> Exercise
Count every line below that contains "water", then state the total with no other output.

Start Provided records

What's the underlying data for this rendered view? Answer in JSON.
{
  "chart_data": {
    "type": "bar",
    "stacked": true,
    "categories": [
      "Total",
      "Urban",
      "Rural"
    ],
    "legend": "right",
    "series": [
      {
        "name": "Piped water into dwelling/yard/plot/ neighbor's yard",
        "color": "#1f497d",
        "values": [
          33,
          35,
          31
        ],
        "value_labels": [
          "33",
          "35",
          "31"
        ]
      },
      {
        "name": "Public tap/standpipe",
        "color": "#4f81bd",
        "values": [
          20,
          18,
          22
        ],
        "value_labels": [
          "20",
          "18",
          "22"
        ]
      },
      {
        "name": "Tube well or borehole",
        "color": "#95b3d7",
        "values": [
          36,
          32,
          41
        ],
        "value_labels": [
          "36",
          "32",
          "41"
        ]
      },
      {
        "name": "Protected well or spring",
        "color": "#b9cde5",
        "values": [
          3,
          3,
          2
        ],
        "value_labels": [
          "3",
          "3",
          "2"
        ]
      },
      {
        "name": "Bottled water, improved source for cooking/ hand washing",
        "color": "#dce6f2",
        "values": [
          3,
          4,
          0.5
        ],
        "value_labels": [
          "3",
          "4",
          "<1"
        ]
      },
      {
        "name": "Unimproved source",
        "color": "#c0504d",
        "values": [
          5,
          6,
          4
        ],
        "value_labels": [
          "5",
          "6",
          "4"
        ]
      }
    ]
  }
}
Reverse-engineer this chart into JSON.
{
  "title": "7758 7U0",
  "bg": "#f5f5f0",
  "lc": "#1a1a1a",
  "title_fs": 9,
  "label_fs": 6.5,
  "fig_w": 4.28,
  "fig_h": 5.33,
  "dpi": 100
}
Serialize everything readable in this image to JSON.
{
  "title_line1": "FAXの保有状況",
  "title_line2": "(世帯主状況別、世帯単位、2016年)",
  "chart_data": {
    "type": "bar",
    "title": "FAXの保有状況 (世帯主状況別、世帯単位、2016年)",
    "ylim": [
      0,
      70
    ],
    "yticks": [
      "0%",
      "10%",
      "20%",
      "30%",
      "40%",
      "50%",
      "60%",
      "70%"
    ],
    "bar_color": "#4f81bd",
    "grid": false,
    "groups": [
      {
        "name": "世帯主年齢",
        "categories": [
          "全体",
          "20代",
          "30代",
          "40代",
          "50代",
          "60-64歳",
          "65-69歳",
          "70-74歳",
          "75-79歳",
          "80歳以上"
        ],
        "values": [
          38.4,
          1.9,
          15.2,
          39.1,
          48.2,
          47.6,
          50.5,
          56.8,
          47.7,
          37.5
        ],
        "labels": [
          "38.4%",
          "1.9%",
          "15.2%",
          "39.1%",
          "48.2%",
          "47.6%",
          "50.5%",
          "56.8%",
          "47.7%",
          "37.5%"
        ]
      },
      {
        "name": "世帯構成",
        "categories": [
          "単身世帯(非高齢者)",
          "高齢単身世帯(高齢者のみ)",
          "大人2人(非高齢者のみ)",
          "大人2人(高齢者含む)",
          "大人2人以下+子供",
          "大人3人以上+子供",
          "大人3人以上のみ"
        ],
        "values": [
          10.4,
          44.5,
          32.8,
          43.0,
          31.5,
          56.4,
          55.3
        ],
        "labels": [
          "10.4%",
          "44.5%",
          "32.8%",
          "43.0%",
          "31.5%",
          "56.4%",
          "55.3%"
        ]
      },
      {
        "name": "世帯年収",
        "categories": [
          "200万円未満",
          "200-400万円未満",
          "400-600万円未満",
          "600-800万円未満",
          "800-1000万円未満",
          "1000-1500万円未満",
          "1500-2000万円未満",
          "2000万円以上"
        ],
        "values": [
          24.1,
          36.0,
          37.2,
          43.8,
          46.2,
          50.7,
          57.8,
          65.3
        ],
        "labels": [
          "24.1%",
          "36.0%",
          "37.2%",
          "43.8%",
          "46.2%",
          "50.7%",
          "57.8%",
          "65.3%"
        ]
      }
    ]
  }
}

End Provided records

> Solution for this task
2